begin Task inputs

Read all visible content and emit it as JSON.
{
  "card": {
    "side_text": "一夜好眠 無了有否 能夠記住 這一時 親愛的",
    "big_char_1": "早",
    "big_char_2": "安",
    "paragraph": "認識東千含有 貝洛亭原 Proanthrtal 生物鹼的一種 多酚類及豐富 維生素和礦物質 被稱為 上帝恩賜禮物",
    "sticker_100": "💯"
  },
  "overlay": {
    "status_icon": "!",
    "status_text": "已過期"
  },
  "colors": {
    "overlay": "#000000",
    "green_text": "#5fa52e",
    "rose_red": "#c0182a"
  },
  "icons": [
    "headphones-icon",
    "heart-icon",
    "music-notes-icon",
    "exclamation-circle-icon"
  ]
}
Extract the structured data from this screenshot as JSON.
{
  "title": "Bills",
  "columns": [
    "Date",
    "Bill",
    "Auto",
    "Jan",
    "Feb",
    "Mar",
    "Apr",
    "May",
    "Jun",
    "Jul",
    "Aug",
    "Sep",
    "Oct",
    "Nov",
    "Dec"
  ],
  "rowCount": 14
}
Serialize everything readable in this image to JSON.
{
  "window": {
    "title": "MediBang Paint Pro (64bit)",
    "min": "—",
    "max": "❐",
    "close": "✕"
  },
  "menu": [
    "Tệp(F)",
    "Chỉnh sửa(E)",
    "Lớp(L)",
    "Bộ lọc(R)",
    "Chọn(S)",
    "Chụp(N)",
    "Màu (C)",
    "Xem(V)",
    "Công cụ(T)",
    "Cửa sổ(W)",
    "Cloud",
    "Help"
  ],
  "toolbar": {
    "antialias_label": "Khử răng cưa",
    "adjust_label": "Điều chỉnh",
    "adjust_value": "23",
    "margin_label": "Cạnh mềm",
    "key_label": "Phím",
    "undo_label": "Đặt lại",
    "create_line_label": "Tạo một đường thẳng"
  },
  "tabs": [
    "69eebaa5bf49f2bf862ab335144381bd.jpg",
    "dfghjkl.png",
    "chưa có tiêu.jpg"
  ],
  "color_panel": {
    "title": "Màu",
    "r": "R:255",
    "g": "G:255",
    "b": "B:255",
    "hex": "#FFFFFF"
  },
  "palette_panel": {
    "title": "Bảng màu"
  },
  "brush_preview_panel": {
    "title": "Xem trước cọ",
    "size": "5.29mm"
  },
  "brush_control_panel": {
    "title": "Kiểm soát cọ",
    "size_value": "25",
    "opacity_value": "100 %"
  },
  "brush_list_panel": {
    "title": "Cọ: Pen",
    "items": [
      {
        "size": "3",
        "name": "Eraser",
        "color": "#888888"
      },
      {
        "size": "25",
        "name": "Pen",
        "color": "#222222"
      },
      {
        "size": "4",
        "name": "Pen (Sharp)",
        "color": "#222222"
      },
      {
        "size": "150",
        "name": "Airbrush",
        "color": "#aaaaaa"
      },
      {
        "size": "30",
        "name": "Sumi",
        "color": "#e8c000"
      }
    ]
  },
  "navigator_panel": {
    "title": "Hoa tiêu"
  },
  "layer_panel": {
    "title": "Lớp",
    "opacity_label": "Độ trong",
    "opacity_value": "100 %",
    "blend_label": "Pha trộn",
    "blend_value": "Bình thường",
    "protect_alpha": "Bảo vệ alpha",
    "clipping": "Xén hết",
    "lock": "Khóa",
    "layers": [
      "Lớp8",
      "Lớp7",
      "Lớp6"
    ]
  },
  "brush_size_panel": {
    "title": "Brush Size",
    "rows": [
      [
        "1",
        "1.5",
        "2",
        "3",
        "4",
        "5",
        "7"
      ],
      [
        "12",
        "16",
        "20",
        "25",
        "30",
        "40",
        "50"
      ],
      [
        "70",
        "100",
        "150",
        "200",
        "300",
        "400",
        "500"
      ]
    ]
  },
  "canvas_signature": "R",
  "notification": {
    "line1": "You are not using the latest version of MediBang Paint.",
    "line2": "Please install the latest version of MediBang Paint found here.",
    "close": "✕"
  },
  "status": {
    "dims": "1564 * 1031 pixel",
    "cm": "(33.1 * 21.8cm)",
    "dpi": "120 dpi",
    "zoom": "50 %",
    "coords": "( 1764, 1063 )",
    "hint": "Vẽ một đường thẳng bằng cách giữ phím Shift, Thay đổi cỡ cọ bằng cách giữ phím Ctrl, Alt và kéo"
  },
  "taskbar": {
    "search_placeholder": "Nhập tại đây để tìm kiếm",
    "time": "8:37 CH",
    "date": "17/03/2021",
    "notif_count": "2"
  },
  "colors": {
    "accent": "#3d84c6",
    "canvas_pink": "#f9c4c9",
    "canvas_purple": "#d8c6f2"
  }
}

end Task inputs

Work instructions: Every entry should be printed again exactly as written.

Exercise result:
Read all visible content and emit it as JSON.
{
  "card": {
    "side_text": "一夜好眠 無了有否 能夠記住 這一時 親愛的",
    "big_char_1": "早",
    "big_char_2": "安",
    "paragraph": "認識東千含有 貝洛亭原 Proanthrtal 生物鹼的一種 多酚類及豐富 維生素和礦物質 被稱為 上帝恩賜禮物",
    "sticker_100": "💯"
  },
  "overlay": {
    "status_icon": "!",
    "status_text": "已過期"
  },
  "colors": {
    "overlay": "#000000",
    "green_text": "#5fa52e",
    "rose_red": "#c0182a"
  },
  "icons": [
    "headphones-icon",
    "heart-icon",
    "music-notes-icon",
    "exclamation-circle-icon"
  ]
}
Extract the structured data from this screenshot as JSON.
{
  "title": "Bills",
  "columns": [
    "Date",
    "Bill",
    "Auto",
    "Jan",
    "Feb",
    "Mar",
    "Apr",
    "May",
    "Jun",
    "Jul",
    "Aug",
    "Sep",
    "Oct",
    "Nov",
    "Dec"
  ],
  "rowCount": 14
}
Serialize everything readable in this image to JSON.
{
  "window": {
    "title": "MediBang Paint Pro (64bit)",
    "min": "—",
    "max": "❐",
    "close": "✕"
  },
  "menu": [
    "Tệp(F)",
    "Chỉnh sửa(E)",
    "Lớp(L)",
    "Bộ lọc(R)",
    "Chọn(S)",
    "Chụp(N)",
    "Màu (C)",
    "Xem(V)",
    "Công cụ(T)",
    "Cửa sổ(W)",
    "Cloud",
    "Help"
  ],
  "toolbar": {
    "antialias_label": "Khử răng cưa",
    "adjust_label": "Điều chỉnh",
    "adjust_value": "23",
    "margin_label": "Cạnh mềm",
    "key_label": "Phím",
    "undo_label": "Đặt lại",
    "create_line_label": "Tạo một đường thẳng"
  },
  "tabs": [
    "69eebaa5bf49f2bf862ab335144381bd.jpg",
    "dfghjkl.png",
    "chưa có tiêu.jpg"
  ],
  "color_panel": {
    "title": "Màu",
    "r": "R:255",
    "g": "G:255",
    "b": "B:255",
    "hex": "#FFFFFF"
  },
  "palette_panel": {
    "title": "Bảng màu"
  },
  "brush_preview_panel": {
    "title": "Xem trước cọ",
    "size": "5.29mm"
  },
  "brush_control_panel": {
    "title": "Kiểm soát cọ",
    "size_value": "25",
    "opacity_value": "100 %"
  },
  "brush_list_panel": {
    "title": "Cọ: Pen",
    "items": [
      {
        "size": "3",
        "name": "Eraser",
        "color": "#888888"
      },
      {
        "size": "25",
        "name": "Pen",
        "color": "#222222"
      },
      {
        "size": "4",
        "name": "Pen (Sharp)",
        "color": "#222222"
      },
      {
        "size": "150",
        "name": "Airbrush",
        "color": "#aaaaaa"
      },
      {
        "size": "30",
        "name": "Sumi",
        "color": "#e8c000"
      }
    ]
  },
  "navigator_panel": {
    "title": "Hoa tiêu"
  },
  "layer_panel": {
    "title": "Lớp",
    "opacity_label": "Độ trong",
    "opacity_value": "100 %",
    "blend_label": "Pha trộn",
    "blend_value": "Bình thường",
    "protect_alpha": "Bảo vệ alpha",
    "clipping": "Xén hết",
    "lock": "Khóa",
    "layers": [
      "Lớp8",
      "Lớp7",
      "Lớp6"
    ]
  },
  "brush_size_panel": {
    "title": "Brush Size",
    "rows": [
      [
        "1",
        "1.5",
        "2",
        "3",
        "4",
        "5",
        "7"
      ],
      [
        "12",
        "16",
        "20",
        "25",
        "30",
        "40",
        "50"
      ],
      [
        "70",
        "100",
        "150",
        "200",
        "300",
        "400",
        "500"
      ]
    ]
  },
  "canvas_signature": "R",
  "notification": {
    "line1": "You are not using the latest version of MediBang Paint.",
    "line2": "Please install the latest version of MediBang Paint found here.",
    "close": "✕"
  },
  "status": {
    "dims": "1564 * 1031 pixel",
    "cm": "(33.1 * 21.8cm)",
    "dpi": "120 dpi",
    "zoom": "50 %",
    "coords": "( 1764, 1063 )",
    "hint": "Vẽ một đường thẳng bằng cách giữ phím Shift, Thay đổi cỡ cọ bằng cách giữ phím Ctrl, Alt và kéo"
  },
  "taskbar": {
    "search_placeholder": "Nhập tại đây để tìm kiếm",
    "time": "8:37 CH",
    "date": "17/03/2021",
    "notif_count": "2"
  },
  "colors": {
    "accent": "#3d84c6",
    "canvas_pink": "#f9c4c9",
    "canvas_purple": "#d8c6f2"
  }
}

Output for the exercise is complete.